• **Problem to solve**: Write out each line exactly as it stands, please.

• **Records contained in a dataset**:
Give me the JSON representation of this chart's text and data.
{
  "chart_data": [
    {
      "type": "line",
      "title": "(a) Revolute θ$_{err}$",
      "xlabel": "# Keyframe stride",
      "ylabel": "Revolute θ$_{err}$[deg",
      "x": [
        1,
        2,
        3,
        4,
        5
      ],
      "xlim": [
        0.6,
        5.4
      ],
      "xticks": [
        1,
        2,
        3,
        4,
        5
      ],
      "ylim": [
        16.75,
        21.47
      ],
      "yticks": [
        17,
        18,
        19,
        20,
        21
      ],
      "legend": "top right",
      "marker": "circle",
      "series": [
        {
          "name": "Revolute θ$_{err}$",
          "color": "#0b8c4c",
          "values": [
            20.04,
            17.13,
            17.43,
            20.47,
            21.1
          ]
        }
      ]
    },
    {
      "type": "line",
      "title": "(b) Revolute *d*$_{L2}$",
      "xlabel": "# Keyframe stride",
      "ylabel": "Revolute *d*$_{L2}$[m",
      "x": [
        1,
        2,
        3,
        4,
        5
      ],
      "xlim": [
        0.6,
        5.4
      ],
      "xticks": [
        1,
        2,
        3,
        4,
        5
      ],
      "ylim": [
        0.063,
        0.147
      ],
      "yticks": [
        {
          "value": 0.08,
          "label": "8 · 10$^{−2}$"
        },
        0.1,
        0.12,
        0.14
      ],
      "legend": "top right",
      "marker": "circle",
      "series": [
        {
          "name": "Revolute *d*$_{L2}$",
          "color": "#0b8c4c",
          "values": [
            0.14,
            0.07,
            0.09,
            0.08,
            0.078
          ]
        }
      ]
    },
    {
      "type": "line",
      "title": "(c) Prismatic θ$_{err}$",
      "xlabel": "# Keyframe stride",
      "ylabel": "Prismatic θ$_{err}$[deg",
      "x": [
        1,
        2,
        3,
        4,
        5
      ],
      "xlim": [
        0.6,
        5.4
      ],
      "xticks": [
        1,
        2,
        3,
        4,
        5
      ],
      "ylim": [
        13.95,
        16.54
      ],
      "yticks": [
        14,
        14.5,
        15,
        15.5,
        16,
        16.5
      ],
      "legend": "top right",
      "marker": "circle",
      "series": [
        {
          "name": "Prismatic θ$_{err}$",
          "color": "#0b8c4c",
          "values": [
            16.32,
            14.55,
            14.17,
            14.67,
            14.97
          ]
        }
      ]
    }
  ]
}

• **Written answer**:
Give me the JSON representation of this chart's text and data.
{
  "chart_data": [
    {
      "type": "line",
      "title": "(a) Revolute θ$_{err}$",
      "xlabel": "# Keyframe stride",
      "ylabel": "Revolute θ$_{err}$[deg",
      "x": [
        1,
        2,
        3,
        4,
        5
      ],
      "xlim": [
        0.6,
        5.4
      ],
      "xticks": [
        1,
        2,
        3,
        4,
        5
      ],
      "ylim": [
        16.75,
        21.47
      ],
      "yticks": [
        17,
        18,
        19,
        20,
        21
      ],
      "legend": "top right",
      "marker": "circle",
      "series": [
        {
          "name": "Revolute θ$_{err}$",
          "color": "#0b8c4c",
          "values": [
            20.04,
            17.13,
            17.43,
            20.47,
            21.1
          ]
        }
      ]
    },
    {
      "type": "line",
      "title": "(b) Revolute *d*$_{L2}$",
      "xlabel": "# Keyframe stride",
      "ylabel": "Revolute *d*$_{L2}$[m",
      "x": [
        1,
        2,
        3,
        4,
        5
      ],
      "xlim": [
        0.6,
        5.4
      ],
      "xticks": [
        1,
        2,
        3,
        4,
        5
      ],
      "ylim": [
        0.063,
        0.147
      ],
      "yticks": [
        {
          "value": 0.08,
          "label": "8 · 10$^{−2}$"
        },
        0.1,
        0.12,
        0.14
      ],
      "legend": "top right",
      "marker": "circle",
      "series": [
        {
          "name": "Revolute *d*$_{L2}$",
          "color": "#0b8c4c",
          "values": [
            0.14,
            0.07,
            0.09,
            0.08,
            0.078
          ]
        }
      ]
    },
    {
      "type": "line",
      "title": "(c) Prismatic θ$_{err}$",
      "xlabel": "# Keyframe stride",
      "ylabel": "Prismatic θ$_{err}$[deg",
      "x": [
        1,
        2,
        3,
        4,
        5
      ],
      "xlim": [
        0.6,
        5.4
      ],
      "xticks": [
        1,
        2,
        3,
        4,
        5
      ],
      "ylim": [
        13.95,
        16.54
      ],
      "yticks": [
        14,
        14.5,
        15,
        15.5,
        16,
        16.5
      ],
      "legend": "top right",
      "marker": "circle",
      "series": [
        {
          "name": "Prismatic θ$_{err}$",
          "color": "#0b8c4c",
          "values": [
            16.32,
            14.55,
            14.17,
            14.67,
            14.97
          ]
        }
      ]
    }
  ]
}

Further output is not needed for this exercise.